§ What is expected
Please list all lines of the material below in which the string "PROGRAMADO" occurs.

** begin Items **

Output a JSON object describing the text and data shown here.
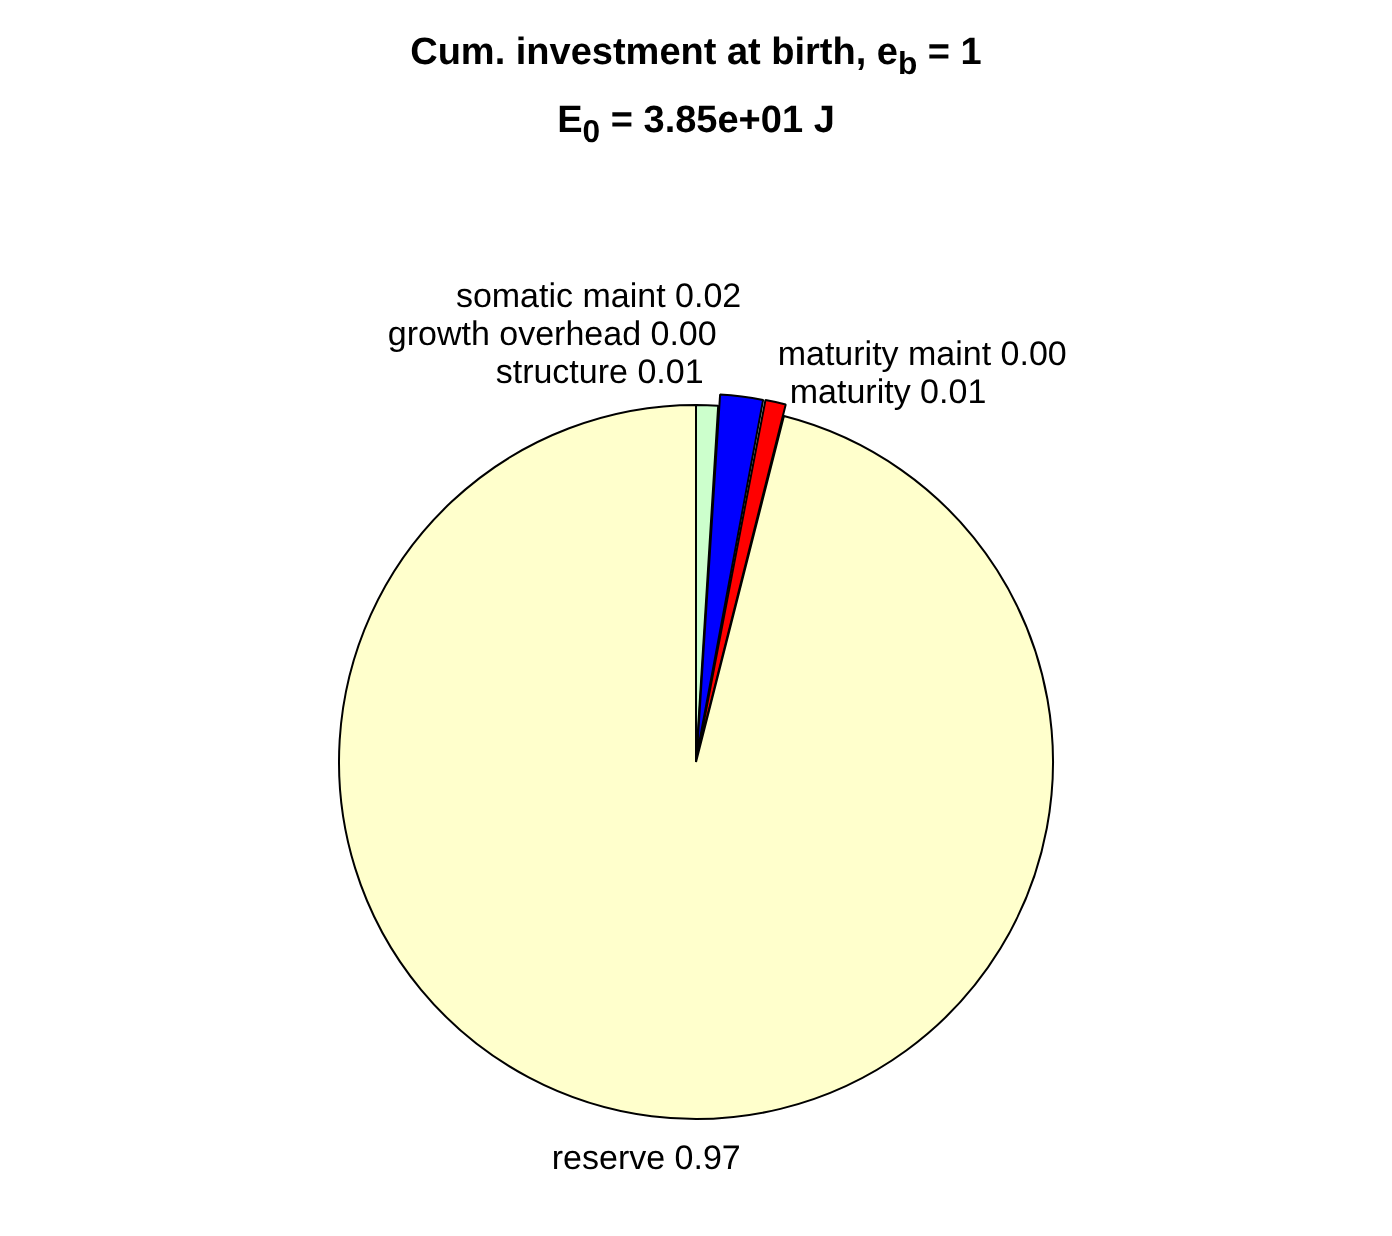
{
  "chart_data": {
    "type": "pie",
    "title": "Cum. investment at birth, e$_{b}$ = 1",
    "subtitle": "E$_{0}$ = 3.85e+01 J",
    "categories": [
      "structure",
      "growth overhead",
      "somatic maint",
      "maturity maint",
      "maturity",
      "reserve"
    ],
    "values": [
      0.01,
      0.0,
      0.02,
      0.0,
      0.01,
      0.97
    ],
    "value_labels": [
      "0.01",
      "0.00",
      "0.02",
      "0.00",
      "0.01",
      "0.97"
    ],
    "colors": [
      "#ccffcc",
      "#008000",
      "#0000ff",
      "#ff00ff",
      "#ff0000",
      "#ffffcc"
    ],
    "legend": false
  }
}
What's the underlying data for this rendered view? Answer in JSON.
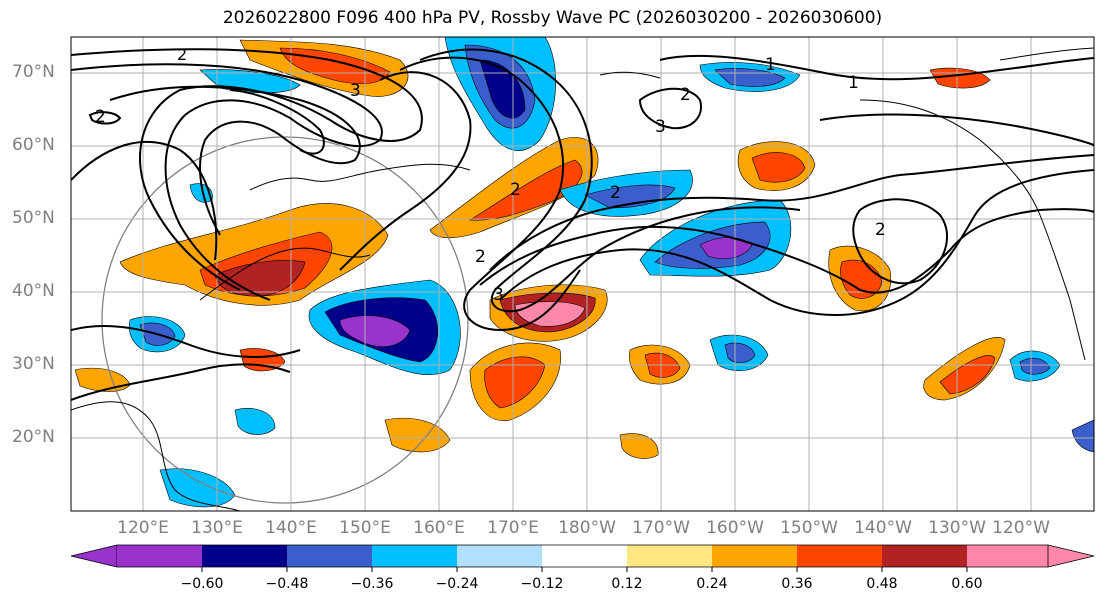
{
  "title": "2026022800 F096 400 hPa PV, Rossby Wave PC (2026030200 - 2026030600)",
  "lat_labels": [
    "70°N",
    "60°N",
    "50°N",
    "40°N",
    "30°N",
    "20°N"
  ],
  "lon_labels": [
    "120°E",
    "130°E",
    "140°E",
    "150°E",
    "160°E",
    "170°E",
    "180°W",
    "170°W",
    "160°W",
    "150°W",
    "140°W",
    "130°W",
    "120°W"
  ],
  "contour_labels": [
    "2",
    "2",
    "3",
    "1",
    "1",
    "2",
    "3",
    "2",
    "2",
    "2",
    "3",
    "2"
  ],
  "colorbar": {
    "colors": [
      "#9933cc",
      "#00008b",
      "#3a5fcd",
      "#00bfff",
      "#b0e0ff",
      "#ffffff",
      "#ffe680",
      "#ffa500",
      "#ff4500",
      "#b22222",
      "#ff88aa"
    ],
    "tick_labels": [
      "−0.60",
      "−0.48",
      "−0.36",
      "−0.24",
      "−0.12",
      "0.12",
      "0.24",
      "0.36",
      "0.48",
      "0.60"
    ]
  }
}
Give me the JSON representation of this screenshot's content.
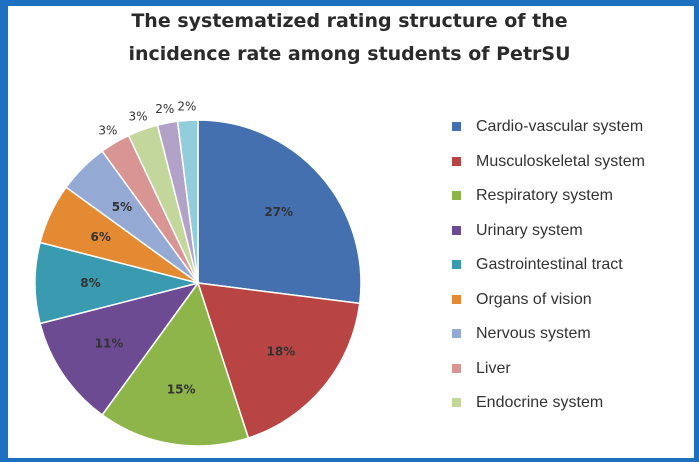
{
  "title_line1": "The systematized rating structure of the",
  "title_line2": "incidence rate among students of PetrSU",
  "chart_data": {
    "type": "pie",
    "title": "The systematized rating structure of the incidence rate among students of PetrSU",
    "legend_position": "right",
    "slices": [
      {
        "label": "Cardio-vascular system",
        "value": 27,
        "text": "27%",
        "color": "#4470b0"
      },
      {
        "label": "Musculoskeletal system",
        "value": 18,
        "text": "18%",
        "color": "#b84544"
      },
      {
        "label": "Respiratory system",
        "value": 15,
        "text": "15%",
        "color": "#8db54a"
      },
      {
        "label": "Urinary system",
        "value": 11,
        "text": "11%",
        "color": "#6c4b93"
      },
      {
        "label": "Gastrointestinal tract",
        "value": 8,
        "text": "8%",
        "color": "#3a9ab0"
      },
      {
        "label": "Organs of vision",
        "value": 6,
        "text": "6%",
        "color": "#e38a33"
      },
      {
        "label": "Nervous system",
        "value": 5,
        "text": "5%",
        "color": "#94aad5"
      },
      {
        "label": "Liver",
        "value": 3,
        "text": "3%",
        "color": "#d99594"
      },
      {
        "label": "Endocrine system",
        "value": 3,
        "text": "3%",
        "color": "#c3d69b"
      },
      {
        "label": "",
        "value": 2,
        "text": "2%",
        "color": "#b3a2c7"
      },
      {
        "label": "",
        "value": 2,
        "text": "2%",
        "color": "#92cddc"
      }
    ]
  }
}
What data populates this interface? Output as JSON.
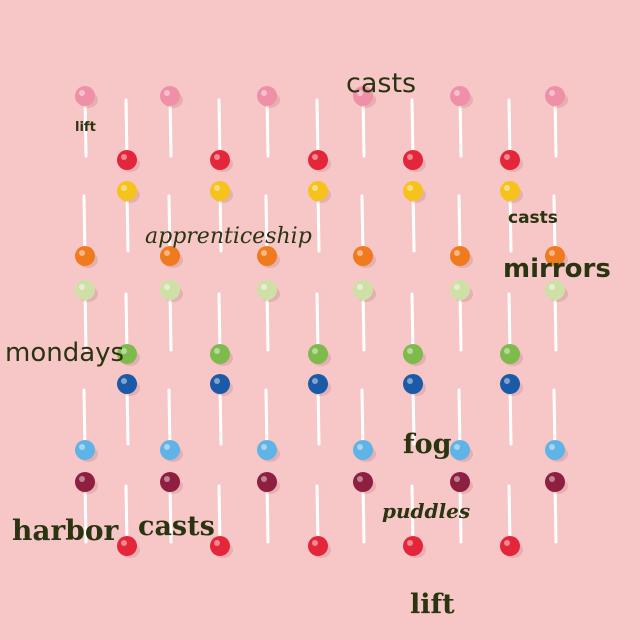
{
  "words": {
    "casts_top": "casts",
    "lift_small": "lift",
    "apprenticeship": "apprenticeship",
    "casts_right": "casts",
    "mirrors": "mirrors",
    "mondays": "mondays",
    "fog": "fog",
    "puddles": "puddles",
    "harbor": "harbor",
    "casts_mid": "casts",
    "lift_bottom": "lift"
  },
  "colors": {
    "background": "#f7c7c8",
    "text": "#2b3410",
    "stick": "#ffffff",
    "pink": "#ef8fa8",
    "red": "#e3263a",
    "yellow": "#f6c21c",
    "orange": "#f07a1e",
    "pale_green": "#cfe0a6",
    "green": "#7fba4d",
    "navy": "#1a5aa7",
    "sky_blue": "#5fb3e6",
    "maroon": "#8e1f40"
  }
}
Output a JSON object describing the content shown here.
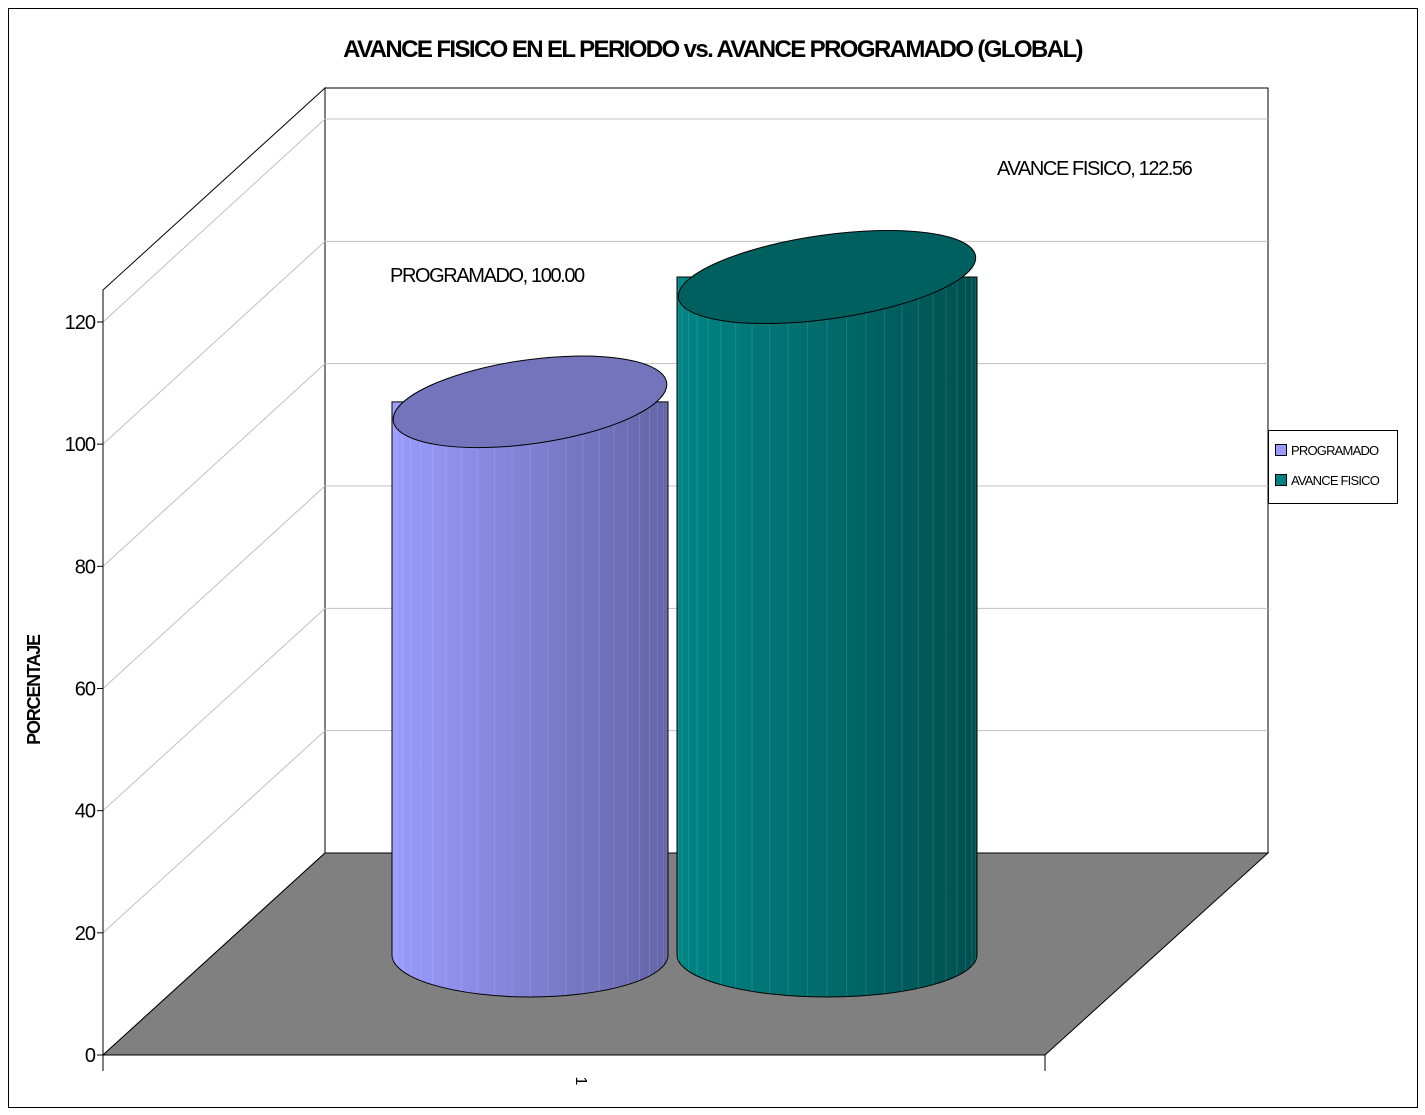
{
  "chart_data": {
    "type": "bar",
    "title": "AVANCE FISICO EN EL PERIODO vs. AVANCE PROGRAMADO (GLOBAL)",
    "xlabel": "",
    "ylabel": "PORCENTAJE",
    "categories": [
      "1"
    ],
    "ylim": [
      0,
      120
    ],
    "yticks": [
      0,
      20,
      40,
      60,
      80,
      100,
      120
    ],
    "series": [
      {
        "name": "PROGRAMADO",
        "values": [
          100.0
        ],
        "color": "#9999ff",
        "data_label": "PROGRAMADO, 100.00"
      },
      {
        "name": "AVANCE FISICO",
        "values": [
          122.56
        ],
        "color": "#008080",
        "data_label": "AVANCE FISICO, 122.56"
      }
    ],
    "legend": "right",
    "grid": true,
    "style": "3d-cylinder",
    "floor_color": "#808080"
  }
}
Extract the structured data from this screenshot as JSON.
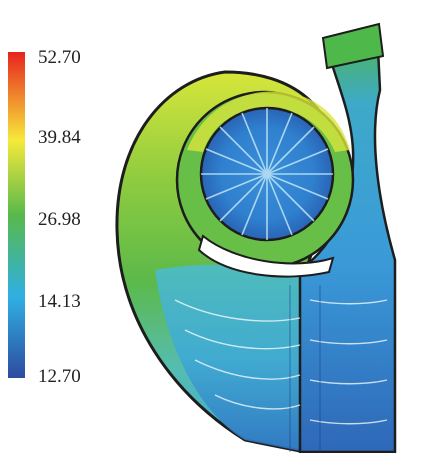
{
  "legend": {
    "ticks": [
      "52.70",
      "39.84",
      "26.98",
      "14.13",
      "12.70"
    ],
    "colors": [
      "#e8231f",
      "#f6e93a",
      "#58b94a",
      "#2fb0e3",
      "#2e4ba0"
    ]
  },
  "figure": {
    "region_colors": {
      "volute_outer": "#5cb94a",
      "volute_top": "#d7e63a",
      "rotor": "#2f80cf",
      "outlet_duct": "#3a9ad8",
      "outlet_lower": "#2e68b8",
      "lower_chamber": "#3fa9d6"
    }
  }
}
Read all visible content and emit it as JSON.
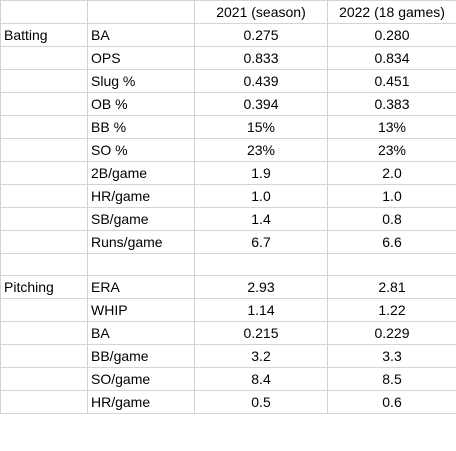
{
  "header": {
    "col_section": "",
    "col_stat": "",
    "col_2021": "2021 (season)",
    "col_2022": "2022 (18 games)"
  },
  "batting": {
    "section_label": "Batting",
    "rows": [
      {
        "stat": "BA",
        "v2021": "0.275",
        "v2022": "0.280"
      },
      {
        "stat": "OPS",
        "v2021": "0.833",
        "v2022": "0.834"
      },
      {
        "stat": "Slug %",
        "v2021": "0.439",
        "v2022": "0.451"
      },
      {
        "stat": "OB %",
        "v2021": "0.394",
        "v2022": "0.383"
      },
      {
        "stat": "BB %",
        "v2021": "15%",
        "v2022": "13%"
      },
      {
        "stat": "SO %",
        "v2021": "23%",
        "v2022": "23%"
      },
      {
        "stat": "2B/game",
        "v2021": "1.9",
        "v2022": "2.0"
      },
      {
        "stat": "HR/game",
        "v2021": "1.0",
        "v2022": "1.0"
      },
      {
        "stat": "SB/game",
        "v2021": "1.4",
        "v2022": "0.8"
      },
      {
        "stat": "Runs/game",
        "v2021": "6.7",
        "v2022": "6.6"
      }
    ]
  },
  "pitching": {
    "section_label": "Pitching",
    "rows": [
      {
        "stat": "ERA",
        "v2021": "2.93",
        "v2022": "2.81"
      },
      {
        "stat": "WHIP",
        "v2021": "1.14",
        "v2022": "1.22"
      },
      {
        "stat": "BA",
        "v2021": "0.215",
        "v2022": "0.229"
      },
      {
        "stat": "BB/game",
        "v2021": "3.2",
        "v2022": "3.3"
      },
      {
        "stat": "SO/game",
        "v2021": "8.4",
        "v2022": "8.5"
      },
      {
        "stat": "HR/game",
        "v2021": "0.5",
        "v2022": "0.6"
      }
    ]
  }
}
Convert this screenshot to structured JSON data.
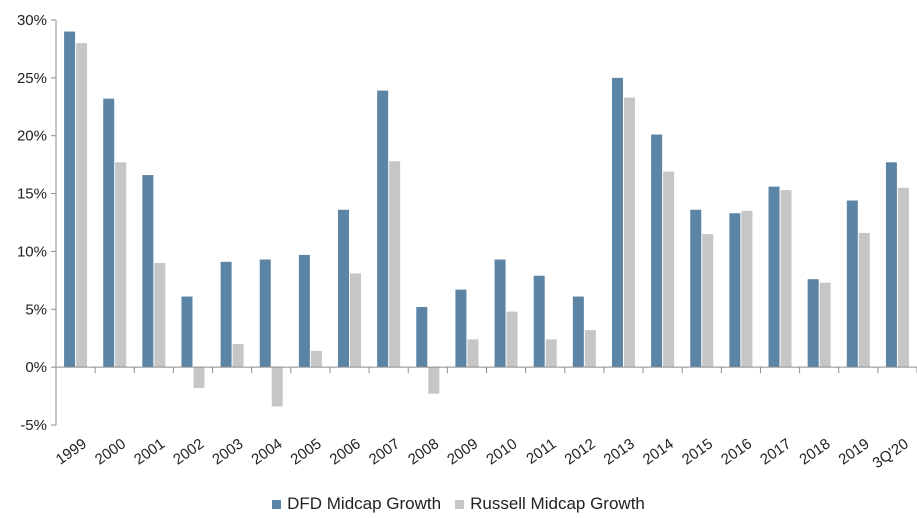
{
  "chart_data": {
    "type": "bar",
    "categories": [
      "1999",
      "2000",
      "2001",
      "2002",
      "2003",
      "2004",
      "2005",
      "2006",
      "2007",
      "2008",
      "2009",
      "2010",
      "2011",
      "2012",
      "2013",
      "2014",
      "2015",
      "2016",
      "2017",
      "2018",
      "2019",
      "3Q'20"
    ],
    "series": [
      {
        "name": "DFD Midcap Growth",
        "color": "#5b84a5",
        "values": [
          29.0,
          23.2,
          16.6,
          6.1,
          9.1,
          9.3,
          9.7,
          13.6,
          23.9,
          5.2,
          6.7,
          9.3,
          7.9,
          6.1,
          25.0,
          20.1,
          13.6,
          13.3,
          15.6,
          7.6,
          14.4,
          17.7
        ]
      },
      {
        "name": "Russell Midcap Growth",
        "color": "#c6c6c6",
        "values": [
          28.0,
          17.7,
          9.0,
          -1.8,
          2.0,
          -3.4,
          1.4,
          8.1,
          17.8,
          -2.3,
          2.4,
          4.8,
          2.4,
          3.2,
          23.3,
          16.9,
          11.5,
          13.5,
          15.3,
          7.3,
          11.6,
          15.5
        ]
      }
    ],
    "yticks": [
      "30%",
      "25%",
      "20%",
      "15%",
      "10%",
      "5%",
      "0%",
      "-5%"
    ],
    "ytick_values": [
      30,
      25,
      20,
      15,
      10,
      5,
      0,
      -5
    ],
    "ylim": [
      -5,
      30
    ],
    "grid": false,
    "legend_position": "bottom"
  }
}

** end Items **

§ The solution
    "title": "AVANCE FISICO EN EL PERIODO vs. AVANCE PROGRAMADO (GLOBAL)",
        "name": "PROGRAMADO",
        "data_label": "PROGRAMADO, 100.00"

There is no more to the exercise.